Reproduce the records verbatim from their first line through the line containing "channel-name: ⟦𝙒𝘼𝙏𝘾𝙃 𝙋𝘼𝙍𝙏𝙔⟧", including both of those lines, and give nothing else.

═══

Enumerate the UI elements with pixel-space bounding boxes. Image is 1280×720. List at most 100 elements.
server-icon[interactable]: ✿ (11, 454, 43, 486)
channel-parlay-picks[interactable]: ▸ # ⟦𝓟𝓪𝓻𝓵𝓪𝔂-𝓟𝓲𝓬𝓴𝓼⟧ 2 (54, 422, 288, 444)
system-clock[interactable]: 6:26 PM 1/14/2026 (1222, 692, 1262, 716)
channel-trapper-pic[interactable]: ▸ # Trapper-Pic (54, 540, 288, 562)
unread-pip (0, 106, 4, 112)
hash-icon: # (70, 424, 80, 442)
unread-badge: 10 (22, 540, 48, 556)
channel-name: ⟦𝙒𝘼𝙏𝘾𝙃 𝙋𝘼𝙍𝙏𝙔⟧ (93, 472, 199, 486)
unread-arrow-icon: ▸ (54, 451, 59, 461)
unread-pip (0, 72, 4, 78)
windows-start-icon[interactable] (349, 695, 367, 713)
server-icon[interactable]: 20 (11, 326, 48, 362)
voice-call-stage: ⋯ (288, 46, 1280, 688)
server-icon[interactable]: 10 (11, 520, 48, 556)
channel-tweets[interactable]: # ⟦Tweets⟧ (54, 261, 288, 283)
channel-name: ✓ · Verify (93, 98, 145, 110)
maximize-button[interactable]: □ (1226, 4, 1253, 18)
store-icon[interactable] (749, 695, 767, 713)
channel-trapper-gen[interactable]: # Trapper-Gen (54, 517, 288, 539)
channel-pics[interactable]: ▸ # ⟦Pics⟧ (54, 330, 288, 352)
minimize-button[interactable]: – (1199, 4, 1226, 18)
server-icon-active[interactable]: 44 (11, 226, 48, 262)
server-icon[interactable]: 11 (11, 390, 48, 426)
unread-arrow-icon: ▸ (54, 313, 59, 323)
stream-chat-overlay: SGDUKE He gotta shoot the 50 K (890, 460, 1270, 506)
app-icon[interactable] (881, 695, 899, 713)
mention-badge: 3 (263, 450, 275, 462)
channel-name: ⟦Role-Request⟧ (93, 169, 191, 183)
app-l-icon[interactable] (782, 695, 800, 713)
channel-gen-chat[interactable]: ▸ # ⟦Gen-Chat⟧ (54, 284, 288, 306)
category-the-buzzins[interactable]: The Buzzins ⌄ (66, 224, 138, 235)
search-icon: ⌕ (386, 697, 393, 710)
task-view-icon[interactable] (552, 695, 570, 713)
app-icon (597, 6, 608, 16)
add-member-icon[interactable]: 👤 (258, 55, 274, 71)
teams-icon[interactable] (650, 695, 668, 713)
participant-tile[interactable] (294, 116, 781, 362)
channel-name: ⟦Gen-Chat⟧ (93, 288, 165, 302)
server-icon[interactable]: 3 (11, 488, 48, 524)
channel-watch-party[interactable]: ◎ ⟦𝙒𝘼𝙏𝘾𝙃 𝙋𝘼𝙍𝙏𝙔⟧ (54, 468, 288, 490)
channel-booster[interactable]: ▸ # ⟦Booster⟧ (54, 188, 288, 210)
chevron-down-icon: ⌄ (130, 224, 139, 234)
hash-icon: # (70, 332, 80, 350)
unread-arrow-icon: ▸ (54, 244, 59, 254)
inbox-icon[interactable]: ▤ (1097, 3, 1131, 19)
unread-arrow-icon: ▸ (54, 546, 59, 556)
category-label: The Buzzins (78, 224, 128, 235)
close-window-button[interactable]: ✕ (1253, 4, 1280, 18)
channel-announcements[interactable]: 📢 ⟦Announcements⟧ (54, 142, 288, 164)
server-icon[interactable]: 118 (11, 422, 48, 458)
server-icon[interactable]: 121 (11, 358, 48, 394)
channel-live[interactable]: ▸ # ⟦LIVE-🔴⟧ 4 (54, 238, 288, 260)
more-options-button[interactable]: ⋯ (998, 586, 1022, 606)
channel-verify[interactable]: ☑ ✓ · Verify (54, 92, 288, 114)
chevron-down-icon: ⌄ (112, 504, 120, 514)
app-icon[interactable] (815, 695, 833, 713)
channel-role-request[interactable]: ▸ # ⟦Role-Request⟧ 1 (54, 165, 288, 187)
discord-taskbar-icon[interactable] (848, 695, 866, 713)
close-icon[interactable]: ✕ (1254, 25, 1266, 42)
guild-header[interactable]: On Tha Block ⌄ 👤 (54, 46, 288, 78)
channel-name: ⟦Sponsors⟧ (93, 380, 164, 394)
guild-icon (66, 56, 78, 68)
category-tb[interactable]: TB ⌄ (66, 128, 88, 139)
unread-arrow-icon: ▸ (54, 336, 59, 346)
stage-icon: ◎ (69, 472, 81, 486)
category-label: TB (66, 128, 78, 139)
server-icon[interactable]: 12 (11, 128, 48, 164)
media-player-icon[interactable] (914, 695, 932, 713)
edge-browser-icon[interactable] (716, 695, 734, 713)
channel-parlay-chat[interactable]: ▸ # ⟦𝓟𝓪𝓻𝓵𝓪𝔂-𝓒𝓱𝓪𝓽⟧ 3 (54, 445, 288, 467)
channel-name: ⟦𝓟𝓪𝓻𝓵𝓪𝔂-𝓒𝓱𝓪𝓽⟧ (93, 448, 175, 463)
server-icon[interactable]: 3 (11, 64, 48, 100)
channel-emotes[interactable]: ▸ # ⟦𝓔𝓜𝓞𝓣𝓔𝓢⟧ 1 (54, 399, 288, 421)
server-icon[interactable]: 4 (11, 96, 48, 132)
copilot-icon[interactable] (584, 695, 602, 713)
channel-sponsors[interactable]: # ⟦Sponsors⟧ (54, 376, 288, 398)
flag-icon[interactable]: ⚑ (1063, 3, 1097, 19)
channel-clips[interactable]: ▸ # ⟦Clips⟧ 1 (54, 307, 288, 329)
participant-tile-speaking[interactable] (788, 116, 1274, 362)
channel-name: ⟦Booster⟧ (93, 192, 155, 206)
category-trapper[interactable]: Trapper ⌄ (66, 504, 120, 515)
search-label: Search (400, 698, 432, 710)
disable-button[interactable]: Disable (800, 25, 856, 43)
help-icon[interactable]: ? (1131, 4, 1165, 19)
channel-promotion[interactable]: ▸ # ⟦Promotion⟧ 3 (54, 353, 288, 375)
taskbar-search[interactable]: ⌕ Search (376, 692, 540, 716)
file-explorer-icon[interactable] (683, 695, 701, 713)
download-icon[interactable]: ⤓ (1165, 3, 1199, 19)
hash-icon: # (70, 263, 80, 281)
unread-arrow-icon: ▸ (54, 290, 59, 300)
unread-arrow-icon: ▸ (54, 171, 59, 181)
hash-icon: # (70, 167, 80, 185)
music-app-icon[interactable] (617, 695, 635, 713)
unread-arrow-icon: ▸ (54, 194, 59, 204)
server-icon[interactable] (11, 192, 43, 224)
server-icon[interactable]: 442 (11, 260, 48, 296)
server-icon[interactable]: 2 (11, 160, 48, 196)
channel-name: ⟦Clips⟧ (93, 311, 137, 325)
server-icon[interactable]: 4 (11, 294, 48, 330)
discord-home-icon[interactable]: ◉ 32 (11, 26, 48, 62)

═══

COMPLETE OUTPUT:
Enumerate the UI elements with pixel-space bounding boxes. Image is 1280×720. List at most 100 elements.
server-icon[interactable]: ✿ (11, 454, 43, 486)
channel-parlay-picks[interactable]: ▸ # ⟦𝓟𝓪𝓻𝓵𝓪𝔂-𝓟𝓲𝓬𝓴𝓼⟧ 2 (54, 422, 288, 444)
system-clock[interactable]: 6:26 PM 1/14/2026 (1222, 692, 1262, 716)
channel-trapper-pic[interactable]: ▸ # Trapper-Pic (54, 540, 288, 562)
unread-pip (0, 106, 4, 112)
hash-icon: # (70, 424, 80, 442)
unread-badge: 10 (22, 540, 48, 556)
channel-name: ⟦𝙒𝘼𝙏𝘾𝙃 𝙋𝘼𝙍𝙏𝙔⟧ (93, 472, 199, 486)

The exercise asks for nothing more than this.